*EXERCISE GOAL*. Find how many lines in the material contain "date"; your answer should be that number alone.

*DATA ROWS*.
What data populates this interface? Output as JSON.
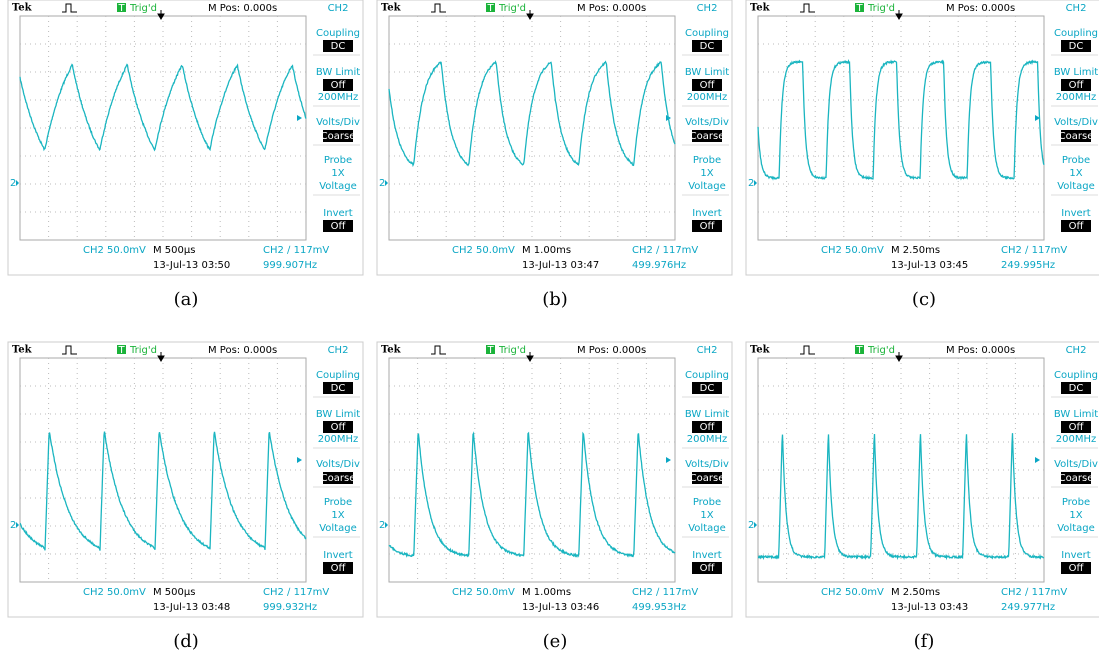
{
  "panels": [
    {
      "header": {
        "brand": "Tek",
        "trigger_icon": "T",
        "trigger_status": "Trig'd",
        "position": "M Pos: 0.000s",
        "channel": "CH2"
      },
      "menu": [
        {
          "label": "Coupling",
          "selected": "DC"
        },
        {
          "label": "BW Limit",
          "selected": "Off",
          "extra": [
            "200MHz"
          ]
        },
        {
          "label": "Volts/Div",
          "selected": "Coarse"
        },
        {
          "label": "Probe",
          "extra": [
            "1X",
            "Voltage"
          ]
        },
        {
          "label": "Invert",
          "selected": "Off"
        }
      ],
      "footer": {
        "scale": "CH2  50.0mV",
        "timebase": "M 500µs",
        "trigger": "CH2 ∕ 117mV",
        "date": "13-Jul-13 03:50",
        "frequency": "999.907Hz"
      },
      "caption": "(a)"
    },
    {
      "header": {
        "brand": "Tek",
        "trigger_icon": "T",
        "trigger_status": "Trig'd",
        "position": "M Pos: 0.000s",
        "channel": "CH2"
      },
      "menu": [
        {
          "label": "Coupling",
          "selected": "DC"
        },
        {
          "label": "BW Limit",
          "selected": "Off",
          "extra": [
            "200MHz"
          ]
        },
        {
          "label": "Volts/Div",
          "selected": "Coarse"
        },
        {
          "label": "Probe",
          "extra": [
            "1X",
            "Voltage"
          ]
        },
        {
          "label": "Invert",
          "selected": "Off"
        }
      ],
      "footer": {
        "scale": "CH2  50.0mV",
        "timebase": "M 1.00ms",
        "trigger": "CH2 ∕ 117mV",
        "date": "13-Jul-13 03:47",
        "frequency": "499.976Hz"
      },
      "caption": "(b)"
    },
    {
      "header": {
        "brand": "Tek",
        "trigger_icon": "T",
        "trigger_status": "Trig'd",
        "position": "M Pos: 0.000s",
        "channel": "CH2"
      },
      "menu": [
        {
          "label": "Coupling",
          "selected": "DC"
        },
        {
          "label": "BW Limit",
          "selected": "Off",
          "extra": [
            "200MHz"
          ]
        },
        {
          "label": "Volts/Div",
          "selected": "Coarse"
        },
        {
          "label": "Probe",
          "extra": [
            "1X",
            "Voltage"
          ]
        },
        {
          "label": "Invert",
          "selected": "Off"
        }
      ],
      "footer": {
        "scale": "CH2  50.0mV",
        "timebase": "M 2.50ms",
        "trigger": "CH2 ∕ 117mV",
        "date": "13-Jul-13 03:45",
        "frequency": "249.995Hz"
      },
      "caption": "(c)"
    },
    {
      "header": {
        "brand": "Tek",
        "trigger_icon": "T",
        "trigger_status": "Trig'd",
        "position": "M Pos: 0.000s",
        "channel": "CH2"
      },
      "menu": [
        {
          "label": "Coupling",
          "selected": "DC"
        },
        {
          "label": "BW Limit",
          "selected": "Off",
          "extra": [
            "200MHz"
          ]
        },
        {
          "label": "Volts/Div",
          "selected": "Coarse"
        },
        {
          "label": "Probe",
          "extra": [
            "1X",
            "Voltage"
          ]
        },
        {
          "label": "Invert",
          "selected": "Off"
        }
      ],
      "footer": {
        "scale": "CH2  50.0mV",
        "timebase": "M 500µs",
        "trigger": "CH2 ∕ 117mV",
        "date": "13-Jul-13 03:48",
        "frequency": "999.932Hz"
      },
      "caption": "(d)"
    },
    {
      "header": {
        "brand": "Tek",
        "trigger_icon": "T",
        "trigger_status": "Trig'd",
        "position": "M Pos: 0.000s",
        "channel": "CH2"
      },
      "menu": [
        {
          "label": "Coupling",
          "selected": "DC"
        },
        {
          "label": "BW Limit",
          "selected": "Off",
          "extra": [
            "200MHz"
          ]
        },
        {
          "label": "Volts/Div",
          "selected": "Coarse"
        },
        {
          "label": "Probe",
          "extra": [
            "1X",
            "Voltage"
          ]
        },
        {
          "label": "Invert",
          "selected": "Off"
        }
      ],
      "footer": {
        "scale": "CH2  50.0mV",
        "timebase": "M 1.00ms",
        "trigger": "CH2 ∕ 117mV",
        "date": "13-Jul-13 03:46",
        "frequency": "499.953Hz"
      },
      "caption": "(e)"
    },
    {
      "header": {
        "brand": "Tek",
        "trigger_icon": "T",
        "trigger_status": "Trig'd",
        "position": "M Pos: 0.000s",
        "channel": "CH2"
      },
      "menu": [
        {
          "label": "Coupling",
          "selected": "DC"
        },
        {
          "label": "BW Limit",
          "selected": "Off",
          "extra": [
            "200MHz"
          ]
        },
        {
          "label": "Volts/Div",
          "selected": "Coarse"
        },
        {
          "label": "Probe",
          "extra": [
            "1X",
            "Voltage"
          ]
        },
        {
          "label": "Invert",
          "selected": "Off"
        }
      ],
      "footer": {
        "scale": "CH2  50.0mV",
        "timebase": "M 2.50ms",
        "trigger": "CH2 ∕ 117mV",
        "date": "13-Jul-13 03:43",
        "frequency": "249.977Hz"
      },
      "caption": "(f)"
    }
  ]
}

*EXERCISE SOLUTION*. 6